▶ [GOAL OF THE EXERCISE] Gather the lines from the material that contain "Montant".

* BEGIN RECORDS SHOWN *

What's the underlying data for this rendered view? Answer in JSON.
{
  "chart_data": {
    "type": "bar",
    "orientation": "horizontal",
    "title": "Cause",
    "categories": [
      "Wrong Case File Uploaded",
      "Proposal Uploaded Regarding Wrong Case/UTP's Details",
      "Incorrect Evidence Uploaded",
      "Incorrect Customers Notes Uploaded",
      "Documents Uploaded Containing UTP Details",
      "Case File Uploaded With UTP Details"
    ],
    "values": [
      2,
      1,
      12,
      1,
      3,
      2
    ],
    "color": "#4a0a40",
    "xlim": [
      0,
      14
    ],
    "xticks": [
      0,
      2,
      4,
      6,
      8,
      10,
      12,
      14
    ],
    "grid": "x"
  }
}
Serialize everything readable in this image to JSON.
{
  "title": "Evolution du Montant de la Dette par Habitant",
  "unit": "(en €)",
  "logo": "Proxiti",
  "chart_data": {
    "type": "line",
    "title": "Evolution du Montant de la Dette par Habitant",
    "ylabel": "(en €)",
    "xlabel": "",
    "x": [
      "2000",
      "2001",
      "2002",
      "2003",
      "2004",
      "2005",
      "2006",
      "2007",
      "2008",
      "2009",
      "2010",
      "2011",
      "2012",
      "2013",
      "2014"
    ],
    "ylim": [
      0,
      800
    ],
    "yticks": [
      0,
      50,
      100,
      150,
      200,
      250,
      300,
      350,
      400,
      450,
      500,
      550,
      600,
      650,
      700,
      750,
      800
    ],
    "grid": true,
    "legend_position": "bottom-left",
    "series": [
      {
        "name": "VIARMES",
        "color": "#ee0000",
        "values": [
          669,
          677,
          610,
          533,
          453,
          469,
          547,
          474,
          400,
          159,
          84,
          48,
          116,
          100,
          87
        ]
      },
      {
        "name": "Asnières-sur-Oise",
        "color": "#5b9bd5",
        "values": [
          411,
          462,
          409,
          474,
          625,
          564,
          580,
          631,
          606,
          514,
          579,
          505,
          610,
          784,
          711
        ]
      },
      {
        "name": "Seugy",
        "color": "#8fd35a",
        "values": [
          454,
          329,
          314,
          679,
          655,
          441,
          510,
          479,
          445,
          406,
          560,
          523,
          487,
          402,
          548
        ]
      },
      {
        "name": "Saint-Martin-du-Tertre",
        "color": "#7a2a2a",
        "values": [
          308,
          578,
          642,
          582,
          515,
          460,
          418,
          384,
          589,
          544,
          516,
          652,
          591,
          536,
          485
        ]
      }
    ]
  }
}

* END RECORDS SHOWN *

▶ [ANSWER TO THIS EXERCISE]
  "title": "Evolution du Montant de la Dette par Habitant",
    "title": "Evolution du Montant de la Dette par Habitant",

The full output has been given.